**TO BE DONE:**
Copy each entry as it stands, leaving nothing out.

**ITEMS:**

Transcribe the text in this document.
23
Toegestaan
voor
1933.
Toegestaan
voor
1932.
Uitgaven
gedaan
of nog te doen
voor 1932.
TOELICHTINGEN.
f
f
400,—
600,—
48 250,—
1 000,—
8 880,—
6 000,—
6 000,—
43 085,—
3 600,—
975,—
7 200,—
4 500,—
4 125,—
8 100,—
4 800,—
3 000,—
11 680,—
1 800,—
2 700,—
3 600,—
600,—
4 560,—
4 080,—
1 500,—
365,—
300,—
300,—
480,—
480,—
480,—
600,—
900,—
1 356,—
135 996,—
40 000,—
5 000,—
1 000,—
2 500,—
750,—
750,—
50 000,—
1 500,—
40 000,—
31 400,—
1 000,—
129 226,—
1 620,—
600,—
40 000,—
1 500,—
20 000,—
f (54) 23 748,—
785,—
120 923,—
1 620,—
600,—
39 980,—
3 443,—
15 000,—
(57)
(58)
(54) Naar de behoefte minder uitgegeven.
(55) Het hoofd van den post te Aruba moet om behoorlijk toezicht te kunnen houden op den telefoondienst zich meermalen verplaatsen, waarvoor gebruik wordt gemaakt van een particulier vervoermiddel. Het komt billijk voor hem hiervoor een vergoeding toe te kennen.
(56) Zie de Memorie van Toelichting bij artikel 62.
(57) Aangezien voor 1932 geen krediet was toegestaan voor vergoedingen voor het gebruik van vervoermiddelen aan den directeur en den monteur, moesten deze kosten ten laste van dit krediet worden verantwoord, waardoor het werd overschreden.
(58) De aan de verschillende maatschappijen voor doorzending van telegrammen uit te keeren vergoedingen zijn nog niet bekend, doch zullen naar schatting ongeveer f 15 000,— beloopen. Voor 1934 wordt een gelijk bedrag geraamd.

**CORRECT OUTPUT:**
Transcribe the text in this document.
23
Toegestaan
voor
1933.
Toegestaan
voor
1932.
Uitgaven
gedaan
of nog te doen
voor 1932.
TOELICHTINGEN.
f
f
400,—
600,—
48 250,—
1 000,—
8 880,—
6 000,—
6 000,—
43 085,—
3 600,—
975,—
7 200,—
4 500,—
4 125,—
8 100,—
4 800,—
3 000,—
11 680,—
1 800,—
2 700,—
3 600,—
600,—
4 560,—
4 080,—
1 500,—
365,—
300,—
300,—
480,—
480,—
480,—
600,—
900,—
1 356,—
135 996,—
40 000,—
5 000,—
1 000,—
2 500,—
750,—
750,—
50 000,—
1 500,—
40 000,—
31 400,—
1 000,—
129 226,—
1 620,—
600,—
40 000,—
1 500,—
20 000,—
f (54) 23 748,—
785,—
120 923,—
1 620,—
600,—
39 980,—
3 443,—
15 000,—
(57)
(58)
(54) Naar de behoefte minder uitgegeven.
(55) Het hoofd van den post te Aruba moet om behoorlijk toezicht te kunnen houden op den telefoondienst zich meermalen verplaatsen, waarvoor gebruik wordt gemaakt van een particulier vervoermiddel. Het komt billijk voor hem hiervoor een vergoeding toe te kennen.
(56) Zie de Memorie van Toelichting bij artikel 62.
(57) Aangezien voor 1932 geen krediet was toegestaan voor vergoedingen voor het gebruik van vervoermiddelen aan den directeur en den monteur, moesten deze kosten ten laste van dit krediet worden verantwoord, waardoor het werd overschreden.
(58) De aan de verschillende maatschappijen voor doorzending van telegrammen uit te keeren vergoedingen zijn nog niet bekend, doch zullen naar schatting ongeveer f 15 000,— beloopen. Voor 1934 wordt een gelijk bedrag geraamd.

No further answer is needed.